══ Information given

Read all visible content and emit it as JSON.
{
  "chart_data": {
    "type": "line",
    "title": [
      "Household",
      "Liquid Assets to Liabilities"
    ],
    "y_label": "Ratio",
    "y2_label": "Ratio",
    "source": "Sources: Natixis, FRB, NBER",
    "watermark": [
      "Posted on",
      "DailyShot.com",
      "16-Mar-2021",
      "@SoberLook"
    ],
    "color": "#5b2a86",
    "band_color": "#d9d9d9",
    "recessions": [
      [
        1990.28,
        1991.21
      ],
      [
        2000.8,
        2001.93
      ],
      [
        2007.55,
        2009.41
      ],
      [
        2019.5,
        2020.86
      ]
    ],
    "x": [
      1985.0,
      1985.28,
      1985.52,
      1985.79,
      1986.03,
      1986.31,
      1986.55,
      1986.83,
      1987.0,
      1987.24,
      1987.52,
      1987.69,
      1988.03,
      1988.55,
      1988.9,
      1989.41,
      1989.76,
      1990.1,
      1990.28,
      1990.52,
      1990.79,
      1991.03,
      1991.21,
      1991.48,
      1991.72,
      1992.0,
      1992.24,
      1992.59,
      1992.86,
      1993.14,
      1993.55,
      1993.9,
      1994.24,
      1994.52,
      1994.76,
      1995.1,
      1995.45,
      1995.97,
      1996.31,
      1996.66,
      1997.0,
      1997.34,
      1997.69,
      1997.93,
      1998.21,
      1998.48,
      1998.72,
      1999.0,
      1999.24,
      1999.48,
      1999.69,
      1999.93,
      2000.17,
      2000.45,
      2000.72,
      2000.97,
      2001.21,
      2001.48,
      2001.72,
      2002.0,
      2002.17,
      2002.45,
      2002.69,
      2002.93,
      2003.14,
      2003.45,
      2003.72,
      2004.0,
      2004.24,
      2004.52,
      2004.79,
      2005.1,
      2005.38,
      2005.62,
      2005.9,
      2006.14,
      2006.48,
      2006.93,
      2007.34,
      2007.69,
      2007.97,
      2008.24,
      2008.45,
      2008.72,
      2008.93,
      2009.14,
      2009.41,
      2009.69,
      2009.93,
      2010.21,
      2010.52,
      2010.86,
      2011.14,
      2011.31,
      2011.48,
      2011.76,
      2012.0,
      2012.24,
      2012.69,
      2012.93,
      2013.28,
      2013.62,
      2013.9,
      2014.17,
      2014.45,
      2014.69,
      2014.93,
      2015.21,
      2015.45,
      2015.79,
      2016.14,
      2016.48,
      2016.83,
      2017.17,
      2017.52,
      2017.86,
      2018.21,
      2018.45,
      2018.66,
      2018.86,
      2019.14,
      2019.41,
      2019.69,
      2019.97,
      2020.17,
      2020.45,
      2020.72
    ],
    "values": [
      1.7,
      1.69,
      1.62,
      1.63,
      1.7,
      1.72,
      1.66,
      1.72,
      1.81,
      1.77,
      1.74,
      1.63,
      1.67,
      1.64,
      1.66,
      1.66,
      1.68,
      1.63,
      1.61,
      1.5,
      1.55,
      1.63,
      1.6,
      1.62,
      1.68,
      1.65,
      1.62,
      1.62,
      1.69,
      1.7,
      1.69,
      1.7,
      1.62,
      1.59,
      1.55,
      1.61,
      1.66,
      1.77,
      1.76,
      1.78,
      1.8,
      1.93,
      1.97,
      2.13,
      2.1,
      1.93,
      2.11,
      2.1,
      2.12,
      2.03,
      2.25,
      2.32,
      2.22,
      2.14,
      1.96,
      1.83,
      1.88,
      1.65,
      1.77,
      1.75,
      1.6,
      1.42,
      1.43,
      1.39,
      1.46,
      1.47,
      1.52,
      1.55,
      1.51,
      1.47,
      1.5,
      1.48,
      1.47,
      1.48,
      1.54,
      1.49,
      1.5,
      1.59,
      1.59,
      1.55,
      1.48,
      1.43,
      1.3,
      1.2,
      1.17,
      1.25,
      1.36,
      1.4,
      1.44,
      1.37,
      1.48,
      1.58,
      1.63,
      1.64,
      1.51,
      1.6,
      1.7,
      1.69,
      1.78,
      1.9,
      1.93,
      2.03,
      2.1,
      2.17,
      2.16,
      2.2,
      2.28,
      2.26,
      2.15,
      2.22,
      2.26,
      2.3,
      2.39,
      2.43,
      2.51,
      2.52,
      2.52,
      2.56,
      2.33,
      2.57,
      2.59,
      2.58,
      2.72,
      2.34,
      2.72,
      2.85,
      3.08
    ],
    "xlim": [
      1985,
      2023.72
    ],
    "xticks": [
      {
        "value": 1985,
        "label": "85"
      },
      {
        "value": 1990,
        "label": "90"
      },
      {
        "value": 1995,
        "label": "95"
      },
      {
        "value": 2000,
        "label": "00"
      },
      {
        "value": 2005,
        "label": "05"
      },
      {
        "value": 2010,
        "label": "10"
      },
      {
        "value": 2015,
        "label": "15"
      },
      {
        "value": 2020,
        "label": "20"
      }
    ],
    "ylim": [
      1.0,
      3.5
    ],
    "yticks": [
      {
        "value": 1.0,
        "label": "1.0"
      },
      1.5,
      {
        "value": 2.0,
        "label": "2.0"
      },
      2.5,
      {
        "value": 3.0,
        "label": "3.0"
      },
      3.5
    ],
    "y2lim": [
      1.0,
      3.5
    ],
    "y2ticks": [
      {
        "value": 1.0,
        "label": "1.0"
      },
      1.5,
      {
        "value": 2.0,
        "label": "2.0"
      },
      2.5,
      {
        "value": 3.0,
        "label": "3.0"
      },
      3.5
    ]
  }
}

════

◆ **Your objective**
Extract every line above exactly as it stands.

◆ **Task solution**
Read all visible content and emit it as JSON.
{
  "chart_data": {
    "type": "line",
    "title": [
      "Household",
      "Liquid Assets to Liabilities"
    ],
    "y_label": "Ratio",
    "y2_label": "Ratio",
    "source": "Sources: Natixis, FRB, NBER",
    "watermark": [
      "Posted on",
      "DailyShot.com",
      "16-Mar-2021",
      "@SoberLook"
    ],
    "color": "#5b2a86",
    "band_color": "#d9d9d9",
    "recessions": [
      [
        1990.28,
        1991.21
      ],
      [
        2000.8,
        2001.93
      ],
      [
        2007.55,
        2009.41
      ],
      [
        2019.5,
        2020.86
      ]
    ],
    "x": [
      1985.0,
      1985.28,
      1985.52,
      1985.79,
      1986.03,
      1986.31,
      1986.55,
      1986.83,
      1987.0,
      1987.24,
      1987.52,
      1987.69,
      1988.03,
      1988.55,
      1988.9,
      1989.41,
      1989.76,
      1990.1,
      1990.28,
      1990.52,
      1990.79,
      1991.03,
      1991.21,
      1991.48,
      1991.72,
      1992.0,
      1992.24,
      1992.59,
      1992.86,
      1993.14,
      1993.55,
      1993.9,
      1994.24,
      1994.52,
      1994.76,
      1995.1,
      1995.45,
      1995.97,
      1996.31,
      1996.66,
      1997.0,
      1997.34,
      1997.69,
      1997.93,
      1998.21,
      1998.48,
      1998.72,
      1999.0,
      1999.24,
      1999.48,
      1999.69,
      1999.93,
      2000.17,
      2000.45,
      2000.72,
      2000.97,
      2001.21,
      2001.48,
      2001.72,
      2002.0,
      2002.17,
      2002.45,
      2002.69,
      2002.93,
      2003.14,
      2003.45,
      2003.72,
      2004.0,
      2004.24,
      2004.52,
      2004.79,
      2005.1,
      2005.38,
      2005.62,
      2005.9,
      2006.14,
      2006.48,
      2006.93,
      2007.34,
      2007.69,
      2007.97,
      2008.24,
      2008.45,
      2008.72,
      2008.93,
      2009.14,
      2009.41,
      2009.69,
      2009.93,
      2010.21,
      2010.52,
      2010.86,
      2011.14,
      2011.31,
      2011.48,
      2011.76,
      2012.0,
      2012.24,
      2012.69,
      2012.93,
      2013.28,
      2013.62,
      2013.9,
      2014.17,
      2014.45,
      2014.69,
      2014.93,
      2015.21,
      2015.45,
      2015.79,
      2016.14,
      2016.48,
      2016.83,
      2017.17,
      2017.52,
      2017.86,
      2018.21,
      2018.45,
      2018.66,
      2018.86,
      2019.14,
      2019.41,
      2019.69,
      2019.97,
      2020.17,
      2020.45,
      2020.72
    ],
    "values": [
      1.7,
      1.69,
      1.62,
      1.63,
      1.7,
      1.72,
      1.66,
      1.72,
      1.81,
      1.77,
      1.74,
      1.63,
      1.67,
      1.64,
      1.66,
      1.66,
      1.68,
      1.63,
      1.61,
      1.5,
      1.55,
      1.63,
      1.6,
      1.62,
      1.68,
      1.65,
      1.62,
      1.62,
      1.69,
      1.7,
      1.69,
      1.7,
      1.62,
      1.59,
      1.55,
      1.61,
      1.66,
      1.77,
      1.76,
      1.78,
      1.8,
      1.93,
      1.97,
      2.13,
      2.1,
      1.93,
      2.11,
      2.1,
      2.12,
      2.03,
      2.25,
      2.32,
      2.22,
      2.14,
      1.96,
      1.83,
      1.88,
      1.65,
      1.77,
      1.75,
      1.6,
      1.42,
      1.43,
      1.39,
      1.46,
      1.47,
      1.52,
      1.55,
      1.51,
      1.47,
      1.5,
      1.48,
      1.47,
      1.48,
      1.54,
      1.49,
      1.5,
      1.59,
      1.59,
      1.55,
      1.48,
      1.43,
      1.3,
      1.2,
      1.17,
      1.25,
      1.36,
      1.4,
      1.44,
      1.37,
      1.48,
      1.58,
      1.63,
      1.64,
      1.51,
      1.6,
      1.7,
      1.69,
      1.78,
      1.9,
      1.93,
      2.03,
      2.1,
      2.17,
      2.16,
      2.2,
      2.28,
      2.26,
      2.15,
      2.22,
      2.26,
      2.3,
      2.39,
      2.43,
      2.51,
      2.52,
      2.52,
      2.56,
      2.33,
      2.57,
      2.59,
      2.58,
      2.72,
      2.34,
      2.72,
      2.85,
      3.08
    ],
    "xlim": [
      1985,
      2023.72
    ],
    "xticks": [
      {
        "value": 1985,
        "label": "85"
      },
      {
        "value": 1990,
        "label": "90"
      },
      {
        "value": 1995,
        "label": "95"
      },
      {
        "value": 2000,
        "label": "00"
      },
      {
        "value": 2005,
        "label": "05"
      },
      {
        "value": 2010,
        "label": "10"
      },
      {
        "value": 2015,
        "label": "15"
      },
      {
        "value": 2020,
        "label": "20"
      }
    ],
    "ylim": [
      1.0,
      3.5
    ],
    "yticks": [
      {
        "value": 1.0,
        "label": "1.0"
      },
      1.5,
      {
        "value": 2.0,
        "label": "2.0"
      },
      2.5,
      {
        "value": 3.0,
        "label": "3.0"
      },
      3.5
    ],
    "y2lim": [
      1.0,
      3.5
    ],
    "y2ticks": [
      {
        "value": 1.0,
        "label": "1.0"
      },
      1.5,
      {
        "value": 2.0,
        "label": "2.0"
      },
      2.5,
      {
        "value": 3.0,
        "label": "3.0"
      },
      3.5
    ]
  }
}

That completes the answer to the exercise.